▶ [REQUESTS]
1 > In the passage on fragmentation functions, list the three values of Q for which a value of M_g is reported.
2 > From the passage on fragmentation functions, print the text word for word from "The uncertainties from" up to and including "in the fits.".

▶ [SELECTED PASSAGE]

## Start

In principle Eq. (5.1) could be used in a fit to constrain simultaneously the behaviour of the FFs for different hadrons, especially in the small-z region where no experimental information is available. In practice we determine the FFs of pions, kaons, and protons/antiprotons separately and we do not impose the momentum sum rule. The momentum sum rule cannot be enforced in our fits for two reasons. First, it requires the knowledge of the FFs of all hadronic species h, while we consider only a subset of them. Second, it requires one to integrate FFs down to \(z=0\), while our FFs are determined only down to \(z=10^{-2}\).

Table 4 Summary of the various choices for the small-z kinematic cuts for each hadronic species that are investigated here. For experiments taken at \(\sqrt{s}=M_Z\) (\(\sqrt{s}<M_Z\)), data points with \(z<z_\mathrm{min}^{(M_Z)}\,(z<z_\mathrm{min})\) are excluded from the fit

This said, Eq. (5.1) can still be used as an a posteriori check of the consistency of the fitted FFs. In particular, one expects that

$$\begin{aligned} M_i(Q)=\sum _{h=\pi ^\pm ,K^\pm ,p/\bar{p}}\int _{z_\mathrm{min}}^1\mathrm{d}z\, z D_i^h(z,Q) < 1, \end{aligned}$$
(5.2)

with \(z_\mathrm{min}=10^{-2}\). Since the lower bound of the integral in Eq. (5.2) is not zero, the quantity \(M_i\) depends on Q. We have computed the central value and the uncertainty of \(M_i\) for the gluon FFs (\(i=g\)) using the NNLO NNFF1.0 FF sets for three different values of Q, obtaining

$$\begin{aligned} \begin{aligned} M_g(Q=5 \text{ GeV })&= 0.82 \pm 0.18,\\ M_g(Q=10 \text{ GeV })&= 0.79 \pm 0.16,\\ M_g(Q=M_Z)&= 0.70\pm 0.12. \end{aligned} \end{aligned}$$
(5.3)

The uncertainties from each hadronic species have been added in quadrature. Remarkably, we find that Eq. (5.2) is fulfilled in the range of energies covered by the data included in the fits.

We cannot unambiguously check Eq. (5.2) for the individual quark and antiquark FFs, unless some ad hoc assumptions are imposed to separate them from the fitted FF combinations in Eq. (4.1). Nevertheless, we can check a modified, less restrictive, version of Eq. (5.2)

## End

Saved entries
## Start

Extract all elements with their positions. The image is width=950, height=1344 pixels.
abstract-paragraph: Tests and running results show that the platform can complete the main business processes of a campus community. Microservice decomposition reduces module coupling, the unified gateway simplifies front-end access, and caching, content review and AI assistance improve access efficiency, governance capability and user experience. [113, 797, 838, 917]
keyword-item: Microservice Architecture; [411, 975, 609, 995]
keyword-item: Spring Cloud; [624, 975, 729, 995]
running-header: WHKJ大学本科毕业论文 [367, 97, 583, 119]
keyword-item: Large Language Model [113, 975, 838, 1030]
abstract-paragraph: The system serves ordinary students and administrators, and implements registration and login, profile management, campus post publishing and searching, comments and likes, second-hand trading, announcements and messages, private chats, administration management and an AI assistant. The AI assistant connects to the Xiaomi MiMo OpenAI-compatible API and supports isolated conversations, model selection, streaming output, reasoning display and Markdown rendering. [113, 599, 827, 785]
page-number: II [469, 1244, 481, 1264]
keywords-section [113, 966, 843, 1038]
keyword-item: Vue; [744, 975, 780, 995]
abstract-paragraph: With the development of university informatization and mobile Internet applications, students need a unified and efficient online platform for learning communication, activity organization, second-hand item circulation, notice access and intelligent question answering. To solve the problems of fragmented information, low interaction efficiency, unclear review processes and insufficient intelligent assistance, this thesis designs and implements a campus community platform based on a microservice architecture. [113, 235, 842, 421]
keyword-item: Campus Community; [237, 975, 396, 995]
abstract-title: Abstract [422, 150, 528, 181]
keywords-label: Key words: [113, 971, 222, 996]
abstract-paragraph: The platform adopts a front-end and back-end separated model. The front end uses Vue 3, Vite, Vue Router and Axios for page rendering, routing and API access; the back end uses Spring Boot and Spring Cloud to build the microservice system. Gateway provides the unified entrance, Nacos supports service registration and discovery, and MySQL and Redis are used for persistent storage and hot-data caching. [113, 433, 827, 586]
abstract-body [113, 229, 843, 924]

## End

▶ [OUTPUTS]
1 > 5 GeV, 10 GeV, and M_Z

2 >
The uncertainties from each hadronic species have been added in quadrature. Remarkably, we find that Eq. (5.2) is fulfilled in the range of energies covered by the data included in the fits.